***** Raw data

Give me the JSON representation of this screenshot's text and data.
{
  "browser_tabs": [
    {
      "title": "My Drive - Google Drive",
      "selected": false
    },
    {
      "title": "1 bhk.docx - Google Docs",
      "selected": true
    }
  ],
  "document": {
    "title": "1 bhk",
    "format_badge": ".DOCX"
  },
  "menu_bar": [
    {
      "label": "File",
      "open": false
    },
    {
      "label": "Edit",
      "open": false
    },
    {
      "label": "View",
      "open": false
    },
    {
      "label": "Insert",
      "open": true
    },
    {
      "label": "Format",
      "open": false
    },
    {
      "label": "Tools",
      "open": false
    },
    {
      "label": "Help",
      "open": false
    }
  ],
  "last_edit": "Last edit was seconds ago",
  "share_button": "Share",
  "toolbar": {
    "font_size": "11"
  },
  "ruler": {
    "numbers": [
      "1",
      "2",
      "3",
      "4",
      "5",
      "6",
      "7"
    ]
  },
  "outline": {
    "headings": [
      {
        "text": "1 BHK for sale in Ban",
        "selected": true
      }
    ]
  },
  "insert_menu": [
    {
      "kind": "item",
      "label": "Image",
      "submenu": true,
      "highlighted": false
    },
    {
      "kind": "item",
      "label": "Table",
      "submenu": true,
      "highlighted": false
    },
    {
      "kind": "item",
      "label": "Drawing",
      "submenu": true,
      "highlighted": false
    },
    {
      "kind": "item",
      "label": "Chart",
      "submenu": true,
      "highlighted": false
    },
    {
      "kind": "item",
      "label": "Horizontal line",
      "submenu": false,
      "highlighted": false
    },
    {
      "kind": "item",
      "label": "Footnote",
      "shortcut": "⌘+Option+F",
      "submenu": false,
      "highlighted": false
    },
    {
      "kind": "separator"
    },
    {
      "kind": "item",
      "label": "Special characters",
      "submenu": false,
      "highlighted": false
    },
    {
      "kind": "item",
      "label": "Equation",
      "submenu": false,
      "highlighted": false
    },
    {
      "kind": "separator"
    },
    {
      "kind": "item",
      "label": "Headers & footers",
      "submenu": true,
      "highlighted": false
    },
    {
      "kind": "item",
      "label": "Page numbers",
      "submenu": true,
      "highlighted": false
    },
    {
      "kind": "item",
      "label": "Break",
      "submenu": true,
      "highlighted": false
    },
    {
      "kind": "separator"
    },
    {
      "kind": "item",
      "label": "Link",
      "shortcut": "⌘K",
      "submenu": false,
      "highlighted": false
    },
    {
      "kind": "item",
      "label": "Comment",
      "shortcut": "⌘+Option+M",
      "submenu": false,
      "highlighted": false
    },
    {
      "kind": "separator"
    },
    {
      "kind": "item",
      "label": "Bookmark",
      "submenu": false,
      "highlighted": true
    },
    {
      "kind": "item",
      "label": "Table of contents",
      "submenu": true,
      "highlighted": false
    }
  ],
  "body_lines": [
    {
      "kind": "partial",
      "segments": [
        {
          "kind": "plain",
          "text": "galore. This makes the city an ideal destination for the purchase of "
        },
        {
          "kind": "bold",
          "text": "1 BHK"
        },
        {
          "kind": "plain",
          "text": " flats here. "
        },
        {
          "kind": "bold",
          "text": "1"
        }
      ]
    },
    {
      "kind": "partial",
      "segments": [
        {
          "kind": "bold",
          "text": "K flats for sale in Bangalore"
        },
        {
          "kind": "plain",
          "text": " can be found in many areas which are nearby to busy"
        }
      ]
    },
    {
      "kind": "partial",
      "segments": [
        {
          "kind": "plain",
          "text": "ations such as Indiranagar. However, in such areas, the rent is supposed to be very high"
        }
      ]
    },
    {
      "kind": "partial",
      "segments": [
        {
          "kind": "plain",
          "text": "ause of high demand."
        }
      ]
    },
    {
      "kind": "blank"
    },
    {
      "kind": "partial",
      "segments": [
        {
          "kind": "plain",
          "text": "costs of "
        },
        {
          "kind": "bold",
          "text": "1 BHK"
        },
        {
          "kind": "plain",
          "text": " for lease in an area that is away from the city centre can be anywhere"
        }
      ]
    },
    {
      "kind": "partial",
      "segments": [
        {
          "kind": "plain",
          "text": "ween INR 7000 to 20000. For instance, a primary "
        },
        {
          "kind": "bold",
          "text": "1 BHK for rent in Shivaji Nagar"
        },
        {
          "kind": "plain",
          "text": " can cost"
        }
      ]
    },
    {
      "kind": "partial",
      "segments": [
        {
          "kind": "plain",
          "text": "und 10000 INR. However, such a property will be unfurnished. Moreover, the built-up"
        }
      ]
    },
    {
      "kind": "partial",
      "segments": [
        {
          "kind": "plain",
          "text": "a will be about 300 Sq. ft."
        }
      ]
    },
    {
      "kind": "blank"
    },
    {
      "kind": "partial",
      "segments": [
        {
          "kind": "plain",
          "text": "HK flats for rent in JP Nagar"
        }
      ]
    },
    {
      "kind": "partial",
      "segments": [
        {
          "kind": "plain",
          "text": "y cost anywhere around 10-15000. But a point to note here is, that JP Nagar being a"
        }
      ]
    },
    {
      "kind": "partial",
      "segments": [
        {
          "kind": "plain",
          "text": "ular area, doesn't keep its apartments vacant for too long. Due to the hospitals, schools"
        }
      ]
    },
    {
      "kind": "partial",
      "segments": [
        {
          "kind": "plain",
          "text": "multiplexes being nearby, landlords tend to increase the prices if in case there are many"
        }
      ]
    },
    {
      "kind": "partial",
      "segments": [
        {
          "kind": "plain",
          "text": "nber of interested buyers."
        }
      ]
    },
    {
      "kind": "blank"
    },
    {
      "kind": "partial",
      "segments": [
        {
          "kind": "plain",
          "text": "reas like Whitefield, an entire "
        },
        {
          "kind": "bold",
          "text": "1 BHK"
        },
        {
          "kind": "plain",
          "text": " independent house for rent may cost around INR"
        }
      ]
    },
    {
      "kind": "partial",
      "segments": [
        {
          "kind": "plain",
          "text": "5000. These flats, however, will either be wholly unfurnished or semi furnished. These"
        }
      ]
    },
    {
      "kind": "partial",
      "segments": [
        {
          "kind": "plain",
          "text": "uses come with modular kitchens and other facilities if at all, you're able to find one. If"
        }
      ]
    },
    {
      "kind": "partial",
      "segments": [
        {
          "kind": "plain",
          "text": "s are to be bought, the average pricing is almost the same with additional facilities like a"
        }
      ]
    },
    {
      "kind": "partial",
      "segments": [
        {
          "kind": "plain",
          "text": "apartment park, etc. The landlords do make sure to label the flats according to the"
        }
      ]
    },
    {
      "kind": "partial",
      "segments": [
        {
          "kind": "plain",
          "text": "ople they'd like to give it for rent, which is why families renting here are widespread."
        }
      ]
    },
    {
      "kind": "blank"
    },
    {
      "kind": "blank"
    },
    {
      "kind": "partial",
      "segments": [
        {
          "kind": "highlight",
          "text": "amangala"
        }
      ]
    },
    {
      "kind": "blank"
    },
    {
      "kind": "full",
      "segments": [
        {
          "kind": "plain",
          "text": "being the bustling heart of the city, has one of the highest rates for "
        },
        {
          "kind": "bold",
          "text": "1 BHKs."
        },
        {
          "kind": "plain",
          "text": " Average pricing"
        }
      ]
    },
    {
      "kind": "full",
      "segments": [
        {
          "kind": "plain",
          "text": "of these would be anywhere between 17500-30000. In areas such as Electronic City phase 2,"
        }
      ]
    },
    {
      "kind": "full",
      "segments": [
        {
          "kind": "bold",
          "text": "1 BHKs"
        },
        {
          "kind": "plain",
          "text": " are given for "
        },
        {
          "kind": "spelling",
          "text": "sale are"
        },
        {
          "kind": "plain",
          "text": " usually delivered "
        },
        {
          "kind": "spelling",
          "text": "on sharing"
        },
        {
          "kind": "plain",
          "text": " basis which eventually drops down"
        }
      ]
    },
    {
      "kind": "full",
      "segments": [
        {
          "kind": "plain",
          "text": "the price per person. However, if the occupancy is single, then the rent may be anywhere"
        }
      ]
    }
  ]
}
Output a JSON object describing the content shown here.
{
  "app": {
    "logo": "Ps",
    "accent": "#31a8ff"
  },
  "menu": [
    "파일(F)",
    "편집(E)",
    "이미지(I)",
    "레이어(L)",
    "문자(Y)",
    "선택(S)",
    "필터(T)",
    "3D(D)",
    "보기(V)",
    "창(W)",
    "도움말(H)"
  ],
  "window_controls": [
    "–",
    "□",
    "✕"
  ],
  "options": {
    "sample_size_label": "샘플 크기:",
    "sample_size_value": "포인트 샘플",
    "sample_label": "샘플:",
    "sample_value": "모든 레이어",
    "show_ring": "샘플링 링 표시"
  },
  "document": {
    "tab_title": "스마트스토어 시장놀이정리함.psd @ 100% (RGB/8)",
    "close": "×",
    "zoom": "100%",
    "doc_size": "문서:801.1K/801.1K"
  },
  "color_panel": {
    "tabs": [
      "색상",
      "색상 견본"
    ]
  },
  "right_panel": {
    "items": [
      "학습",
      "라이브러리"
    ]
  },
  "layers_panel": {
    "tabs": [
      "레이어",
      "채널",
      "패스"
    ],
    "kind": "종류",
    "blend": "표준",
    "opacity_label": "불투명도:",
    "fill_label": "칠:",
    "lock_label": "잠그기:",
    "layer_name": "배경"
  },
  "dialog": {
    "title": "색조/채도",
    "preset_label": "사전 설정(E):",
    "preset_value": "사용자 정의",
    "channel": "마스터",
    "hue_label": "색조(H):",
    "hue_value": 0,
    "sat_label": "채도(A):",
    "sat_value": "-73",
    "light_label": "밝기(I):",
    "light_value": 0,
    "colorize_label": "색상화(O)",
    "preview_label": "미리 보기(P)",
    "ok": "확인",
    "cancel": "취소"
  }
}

**********

Given request:
Where a line of the entries contains the word "rent", copy that line.

Written response:
          "text": "ations such as Indiranagar. However, in such areas, the rent is supposed to be very high"
          "text": "1 BHK for rent in Shivaji Nagar"
          "text": "HK flats for rent in JP Nagar"
          "text": " independent house for rent may cost around INR"
          "text": "ople they'd like to give it for rent, which is why families renting here are widespread."
          "text": "the price per person. However, if the occupancy is single, then the rent may be anywhere"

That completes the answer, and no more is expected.